Listed records:
━━━

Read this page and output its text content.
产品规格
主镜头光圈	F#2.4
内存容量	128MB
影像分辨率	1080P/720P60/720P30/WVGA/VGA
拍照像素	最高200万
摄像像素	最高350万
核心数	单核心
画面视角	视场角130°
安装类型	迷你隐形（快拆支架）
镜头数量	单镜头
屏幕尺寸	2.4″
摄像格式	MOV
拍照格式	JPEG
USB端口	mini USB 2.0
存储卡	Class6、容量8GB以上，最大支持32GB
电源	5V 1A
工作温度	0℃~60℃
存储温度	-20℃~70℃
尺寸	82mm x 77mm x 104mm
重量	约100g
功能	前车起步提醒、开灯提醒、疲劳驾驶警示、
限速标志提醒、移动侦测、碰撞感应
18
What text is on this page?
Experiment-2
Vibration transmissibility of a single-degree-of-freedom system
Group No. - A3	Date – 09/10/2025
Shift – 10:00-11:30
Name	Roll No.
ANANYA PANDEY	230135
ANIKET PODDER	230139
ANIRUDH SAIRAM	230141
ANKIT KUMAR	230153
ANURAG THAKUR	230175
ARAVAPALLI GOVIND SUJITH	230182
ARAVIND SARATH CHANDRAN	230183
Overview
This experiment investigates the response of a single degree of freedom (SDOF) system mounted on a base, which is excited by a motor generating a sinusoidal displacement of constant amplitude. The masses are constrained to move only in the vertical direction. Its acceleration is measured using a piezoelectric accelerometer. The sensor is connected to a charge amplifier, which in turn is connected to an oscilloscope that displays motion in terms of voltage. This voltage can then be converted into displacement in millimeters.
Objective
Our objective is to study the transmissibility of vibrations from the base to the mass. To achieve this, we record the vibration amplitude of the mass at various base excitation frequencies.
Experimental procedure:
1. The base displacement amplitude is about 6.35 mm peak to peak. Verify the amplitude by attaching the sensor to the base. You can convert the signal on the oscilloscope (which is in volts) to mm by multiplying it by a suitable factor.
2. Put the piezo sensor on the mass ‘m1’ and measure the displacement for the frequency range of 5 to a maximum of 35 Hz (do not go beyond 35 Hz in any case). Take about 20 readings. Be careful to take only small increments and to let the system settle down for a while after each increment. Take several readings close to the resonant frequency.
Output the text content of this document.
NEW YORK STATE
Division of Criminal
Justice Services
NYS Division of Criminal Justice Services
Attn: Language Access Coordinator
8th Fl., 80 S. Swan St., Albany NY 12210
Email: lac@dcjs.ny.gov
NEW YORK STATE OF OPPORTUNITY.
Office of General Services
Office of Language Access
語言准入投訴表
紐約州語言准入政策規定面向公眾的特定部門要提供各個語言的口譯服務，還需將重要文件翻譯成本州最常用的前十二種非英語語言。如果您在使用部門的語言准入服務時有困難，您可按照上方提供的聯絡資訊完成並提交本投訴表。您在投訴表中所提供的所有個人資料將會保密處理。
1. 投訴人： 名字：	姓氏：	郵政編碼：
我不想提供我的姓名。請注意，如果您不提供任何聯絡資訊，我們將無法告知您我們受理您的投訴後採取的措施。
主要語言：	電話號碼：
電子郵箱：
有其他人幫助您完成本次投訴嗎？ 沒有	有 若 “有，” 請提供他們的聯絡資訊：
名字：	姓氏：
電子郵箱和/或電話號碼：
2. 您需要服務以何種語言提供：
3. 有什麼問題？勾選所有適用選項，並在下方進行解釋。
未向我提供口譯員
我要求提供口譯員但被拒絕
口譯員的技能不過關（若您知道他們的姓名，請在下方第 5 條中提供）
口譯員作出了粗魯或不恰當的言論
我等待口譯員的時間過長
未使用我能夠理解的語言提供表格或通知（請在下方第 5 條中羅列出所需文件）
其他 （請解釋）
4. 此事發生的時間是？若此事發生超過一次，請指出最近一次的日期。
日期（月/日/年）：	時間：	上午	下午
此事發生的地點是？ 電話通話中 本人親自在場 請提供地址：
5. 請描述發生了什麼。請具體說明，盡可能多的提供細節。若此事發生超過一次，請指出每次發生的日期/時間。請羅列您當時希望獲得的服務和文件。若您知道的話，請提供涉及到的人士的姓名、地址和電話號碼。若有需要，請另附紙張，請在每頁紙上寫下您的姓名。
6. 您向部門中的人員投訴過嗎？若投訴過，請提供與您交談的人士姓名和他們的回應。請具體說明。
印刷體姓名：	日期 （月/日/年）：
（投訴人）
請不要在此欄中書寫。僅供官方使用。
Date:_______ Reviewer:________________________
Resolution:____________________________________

━━━

Written instruction: Exactly reproduce every line of the data above.

Finished task:
Read this page and output its text content.
产品规格
主镜头光圈	F#2.4
内存容量	128MB
影像分辨率	1080P/720P60/720P30/WVGA/VGA
拍照像素	最高200万
摄像像素	最高350万
核心数	单核心
画面视角	视场角130°
安装类型	迷你隐形（快拆支架）
镜头数量	单镜头
屏幕尺寸	2.4″
摄像格式	MOV
拍照格式	JPEG
USB端口	mini USB 2.0
存储卡	Class6、容量8GB以上，最大支持32GB
电源	5V 1A
工作温度	0℃~60℃
存储温度	-20℃~70℃
尺寸	82mm x 77mm x 104mm
重量	约100g
功能	前车起步提醒、开灯提醒、疲劳驾驶警示、
限速标志提醒、移动侦测、碰撞感应
18
What text is on this page?
Experiment-2
Vibration transmissibility of a single-degree-of-freedom system
Group No. - A3	Date – 09/10/2025
Shift – 10:00-11:30
Name	Roll No.
ANANYA PANDEY	230135
ANIKET PODDER	230139
ANIRUDH SAIRAM	230141
ANKIT KUMAR	230153
ANURAG THAKUR	230175
ARAVAPALLI GOVIND SUJITH	230182
ARAVIND SARATH CHANDRAN	230183
Overview
This experiment investigates the response of a single degree of freedom (SDOF) system mounted on a base, which is excited by a motor generating a sinusoidal displacement of constant amplitude. The masses are constrained to move only in the vertical direction. Its acceleration is measured using a piezoelectric accelerometer. The sensor is connected to a charge amplifier, which in turn is connected to an oscilloscope that displays motion in terms of voltage. This voltage can then be converted into displacement in millimeters.
Objective
Our objective is to study the transmissibility of vibrations from the base to the mass. To achieve this, we record the vibration amplitude of the mass at various base excitation frequencies.
Experimental procedure:
1. The base displacement amplitude is about 6.35 mm peak to peak. Verify the amplitude by attaching the sensor to the base. You can convert the signal on the oscilloscope (which is in volts) to mm by multiplying it by a suitable factor.
2. Put the piezo sensor on the mass ‘m1’ and measure the displacement for the frequency range of 5 to a maximum of 35 Hz (do not go beyond 35 Hz in any case). Take about 20 readings. Be careful to take only small increments and to let the system settle down for a while after each increment. Take several readings close to the resonant frequency.
Output the text content of this document.
NEW YORK STATE
Division of Criminal
Justice Services
NYS Division of Criminal Justice Services
Attn: Language Access Coordinator
8th Fl., 80 S. Swan St., Albany NY 12210
Email: lac@dcjs.ny.gov
NEW YORK STATE OF OPPORTUNITY.
Office of General Services
Office of Language Access
語言准入投訴表
紐約州語言准入政策規定面向公眾的特定部門要提供各個語言的口譯服務，還需將重要文件翻譯成本州最常用的前十二種非英語語言。如果您在使用部門的語言准入服務時有困難，您可按照上方提供的聯絡資訊完成並提交本投訴表。您在投訴表中所提供的所有個人資料將會保密處理。
1. 投訴人： 名字：	姓氏：	郵政編碼：
我不想提供我的姓名。請注意，如果您不提供任何聯絡資訊，我們將無法告知您我們受理您的投訴後採取的措施。
主要語言：	電話號碼：
電子郵箱：
有其他人幫助您完成本次投訴嗎？ 沒有	有 若 “有，” 請提供他們的聯絡資訊：
名字：	姓氏：
電子郵箱和/或電話號碼：
2. 您需要服務以何種語言提供：
3. 有什麼問題？勾選所有適用選項，並在下方進行解釋。
未向我提供口譯員
我要求提供口譯員但被拒絕
口譯員的技能不過關（若您知道他們的姓名，請在下方第 5 條中提供）
口譯員作出了粗魯或不恰當的言論
我等待口譯員的時間過長
未使用我能夠理解的語言提供表格或通知（請在下方第 5 條中羅列出所需文件）
其他 （請解釋）
4. 此事發生的時間是？若此事發生超過一次，請指出最近一次的日期。
日期（月/日/年）：	時間：	上午	下午
此事發生的地點是？ 電話通話中 本人親自在場 請提供地址：
5. 請描述發生了什麼。請具體說明，盡可能多的提供細節。若此事發生超過一次，請指出每次發生的日期/時間。請羅列您當時希望獲得的服務和文件。若您知道的話，請提供涉及到的人士的姓名、地址和電話號碼。若有需要，請另附紙張，請在每頁紙上寫下您的姓名。
6. 您向部門中的人員投訴過嗎？若投訴過，請提供與您交談的人士姓名和他們的回應。請具體說明。
印刷體姓名：	日期 （月/日/年）：
（投訴人）
請不要在此欄中書寫。僅供官方使用。
Date:_______ Reviewer:________________________
Resolution:____________________________________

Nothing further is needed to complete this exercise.